> _MATERIAL TO PROCESS_
┄┄┄┄┄┄┄┄┄┄

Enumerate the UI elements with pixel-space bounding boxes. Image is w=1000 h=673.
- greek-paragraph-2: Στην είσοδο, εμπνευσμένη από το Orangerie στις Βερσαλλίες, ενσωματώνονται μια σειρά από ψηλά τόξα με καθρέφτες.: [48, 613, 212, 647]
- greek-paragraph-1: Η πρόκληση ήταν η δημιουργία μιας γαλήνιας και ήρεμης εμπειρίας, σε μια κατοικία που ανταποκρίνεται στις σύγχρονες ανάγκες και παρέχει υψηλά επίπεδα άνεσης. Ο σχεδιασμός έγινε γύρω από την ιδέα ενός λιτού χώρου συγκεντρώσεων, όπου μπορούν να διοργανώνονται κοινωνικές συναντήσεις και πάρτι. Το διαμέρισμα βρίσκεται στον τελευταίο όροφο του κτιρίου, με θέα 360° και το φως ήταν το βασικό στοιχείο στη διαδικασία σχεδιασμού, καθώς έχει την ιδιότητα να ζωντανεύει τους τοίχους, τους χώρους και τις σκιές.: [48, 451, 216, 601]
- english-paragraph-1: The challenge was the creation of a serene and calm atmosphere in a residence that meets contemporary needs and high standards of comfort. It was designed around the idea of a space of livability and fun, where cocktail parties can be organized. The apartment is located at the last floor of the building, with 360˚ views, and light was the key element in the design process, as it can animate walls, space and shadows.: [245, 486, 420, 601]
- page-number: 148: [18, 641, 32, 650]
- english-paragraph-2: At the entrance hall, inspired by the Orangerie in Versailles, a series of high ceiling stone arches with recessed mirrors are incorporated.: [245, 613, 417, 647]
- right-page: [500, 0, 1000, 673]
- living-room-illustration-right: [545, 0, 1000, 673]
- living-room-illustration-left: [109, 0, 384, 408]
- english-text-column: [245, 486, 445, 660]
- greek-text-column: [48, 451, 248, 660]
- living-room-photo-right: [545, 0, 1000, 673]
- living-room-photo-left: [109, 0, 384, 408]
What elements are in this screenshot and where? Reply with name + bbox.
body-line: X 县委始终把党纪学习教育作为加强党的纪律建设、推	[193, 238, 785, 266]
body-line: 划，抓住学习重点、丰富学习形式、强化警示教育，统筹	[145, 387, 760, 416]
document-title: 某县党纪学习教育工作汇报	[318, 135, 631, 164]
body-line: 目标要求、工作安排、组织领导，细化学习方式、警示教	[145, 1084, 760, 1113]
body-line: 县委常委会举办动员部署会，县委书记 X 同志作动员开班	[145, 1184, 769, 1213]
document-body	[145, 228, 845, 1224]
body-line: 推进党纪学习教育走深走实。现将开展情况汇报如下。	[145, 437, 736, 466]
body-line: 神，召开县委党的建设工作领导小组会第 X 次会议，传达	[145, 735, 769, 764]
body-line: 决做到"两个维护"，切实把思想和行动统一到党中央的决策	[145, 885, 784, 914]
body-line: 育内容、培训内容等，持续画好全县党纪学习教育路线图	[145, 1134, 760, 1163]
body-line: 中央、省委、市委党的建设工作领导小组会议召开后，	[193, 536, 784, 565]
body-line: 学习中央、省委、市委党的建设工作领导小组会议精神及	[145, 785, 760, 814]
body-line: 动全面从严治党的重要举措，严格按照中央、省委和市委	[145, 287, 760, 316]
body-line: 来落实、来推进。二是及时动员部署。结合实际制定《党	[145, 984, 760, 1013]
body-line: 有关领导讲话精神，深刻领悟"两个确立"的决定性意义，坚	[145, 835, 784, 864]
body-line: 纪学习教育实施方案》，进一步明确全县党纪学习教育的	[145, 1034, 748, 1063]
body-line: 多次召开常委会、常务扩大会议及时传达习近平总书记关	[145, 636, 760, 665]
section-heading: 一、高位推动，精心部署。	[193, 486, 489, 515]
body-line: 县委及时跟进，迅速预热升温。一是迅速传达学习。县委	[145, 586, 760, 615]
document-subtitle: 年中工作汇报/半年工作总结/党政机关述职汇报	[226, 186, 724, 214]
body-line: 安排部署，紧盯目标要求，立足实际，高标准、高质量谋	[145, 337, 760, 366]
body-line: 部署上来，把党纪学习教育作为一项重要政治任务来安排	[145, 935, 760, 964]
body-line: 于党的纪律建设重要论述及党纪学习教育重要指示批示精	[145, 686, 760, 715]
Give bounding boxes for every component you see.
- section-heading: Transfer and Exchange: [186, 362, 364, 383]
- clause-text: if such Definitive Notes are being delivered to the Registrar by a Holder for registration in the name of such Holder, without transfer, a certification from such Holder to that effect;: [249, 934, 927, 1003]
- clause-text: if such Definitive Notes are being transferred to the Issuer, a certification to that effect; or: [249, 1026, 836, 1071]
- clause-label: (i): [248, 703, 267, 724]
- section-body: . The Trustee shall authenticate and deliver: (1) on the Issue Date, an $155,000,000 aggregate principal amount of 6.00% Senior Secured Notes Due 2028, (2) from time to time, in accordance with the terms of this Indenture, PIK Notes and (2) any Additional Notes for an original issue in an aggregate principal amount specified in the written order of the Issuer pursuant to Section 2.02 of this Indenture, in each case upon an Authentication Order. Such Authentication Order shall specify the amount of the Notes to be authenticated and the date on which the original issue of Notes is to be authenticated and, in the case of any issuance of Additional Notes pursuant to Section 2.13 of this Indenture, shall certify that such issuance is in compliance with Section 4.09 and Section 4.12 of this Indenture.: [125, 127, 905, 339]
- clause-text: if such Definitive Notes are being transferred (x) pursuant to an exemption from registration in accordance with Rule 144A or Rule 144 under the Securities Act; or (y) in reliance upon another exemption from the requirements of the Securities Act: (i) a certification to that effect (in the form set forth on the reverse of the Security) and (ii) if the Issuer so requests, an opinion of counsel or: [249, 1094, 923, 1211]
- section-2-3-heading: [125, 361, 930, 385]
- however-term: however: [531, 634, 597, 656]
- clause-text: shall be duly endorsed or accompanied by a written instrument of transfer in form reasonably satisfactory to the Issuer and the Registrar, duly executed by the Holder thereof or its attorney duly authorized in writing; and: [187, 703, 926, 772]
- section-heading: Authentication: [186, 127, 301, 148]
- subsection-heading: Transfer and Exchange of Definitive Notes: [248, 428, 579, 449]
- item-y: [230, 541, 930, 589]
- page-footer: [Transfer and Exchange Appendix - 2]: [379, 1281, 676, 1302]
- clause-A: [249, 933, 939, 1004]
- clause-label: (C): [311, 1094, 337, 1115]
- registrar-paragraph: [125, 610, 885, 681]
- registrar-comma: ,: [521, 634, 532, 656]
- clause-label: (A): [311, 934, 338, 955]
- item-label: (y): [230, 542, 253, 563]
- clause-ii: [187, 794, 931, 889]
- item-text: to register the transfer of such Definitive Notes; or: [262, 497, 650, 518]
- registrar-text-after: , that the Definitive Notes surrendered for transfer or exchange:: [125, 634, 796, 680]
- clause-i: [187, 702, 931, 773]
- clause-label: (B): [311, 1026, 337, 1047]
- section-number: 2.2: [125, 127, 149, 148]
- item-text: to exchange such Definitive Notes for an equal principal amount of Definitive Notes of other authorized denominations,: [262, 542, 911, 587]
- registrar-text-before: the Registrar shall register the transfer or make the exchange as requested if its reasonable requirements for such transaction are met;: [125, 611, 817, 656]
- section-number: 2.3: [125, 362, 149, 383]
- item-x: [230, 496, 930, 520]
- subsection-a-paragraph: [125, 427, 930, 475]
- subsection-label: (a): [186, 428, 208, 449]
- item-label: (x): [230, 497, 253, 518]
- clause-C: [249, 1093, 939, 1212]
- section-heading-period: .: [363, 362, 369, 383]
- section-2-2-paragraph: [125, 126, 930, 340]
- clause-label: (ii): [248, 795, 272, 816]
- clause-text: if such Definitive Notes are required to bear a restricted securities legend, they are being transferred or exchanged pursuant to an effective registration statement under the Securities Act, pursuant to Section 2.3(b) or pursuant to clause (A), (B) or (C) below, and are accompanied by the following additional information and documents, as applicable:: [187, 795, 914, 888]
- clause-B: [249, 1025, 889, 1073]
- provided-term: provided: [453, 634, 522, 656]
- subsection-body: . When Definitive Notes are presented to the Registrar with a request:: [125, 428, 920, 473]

┄┄┄┄┄┄┄┄┄┄

> _REQUIRED TASK_
Extract verbatim everything from the start of the entries down to the line containing "- greek-paragraph-1: Η", with both the first line and that line included.

> _FINISHED ANSWER_
Enumerate the UI elements with pixel-space bounding boxes. Image is w=1000 h=673.
- greek-paragraph-2: Στην είσοδο, εμπνευσμένη από το Orangerie στις Βερσαλλίες, ενσωματώνονται μια σειρά από ψηλά τόξα με καθρέφτες.: [48, 613, 212, 647]
- greek-paragraph-1: Η πρόκληση ήταν η δημιουργία μιας γαλήνιας και ήρεμης εμπειρίας, σε μια κατοικία που ανταποκρίνεται στις σύγχρονες ανάγκες και παρέχει υψηλά επίπεδα άνεσης. Ο σχεδιασμός έγινε γύρω από την ιδέα ενός λιτού χώρου συγκεντρώσεων, όπου μπορούν να διοργανώνονται κοινωνικές συναντήσεις και πάρτι. Το διαμέρισμα βρίσκεται στον τελευταίο όροφο του κτιρίου, με θέα 360° και το φως ήταν το βασικό στοιχείο στη διαδικασία σχεδιασμού, καθώς έχει την ιδιότητα να ζωντανεύει τους τοίχους, τους χώρους και τις σκιές.: [48, 451, 216, 601]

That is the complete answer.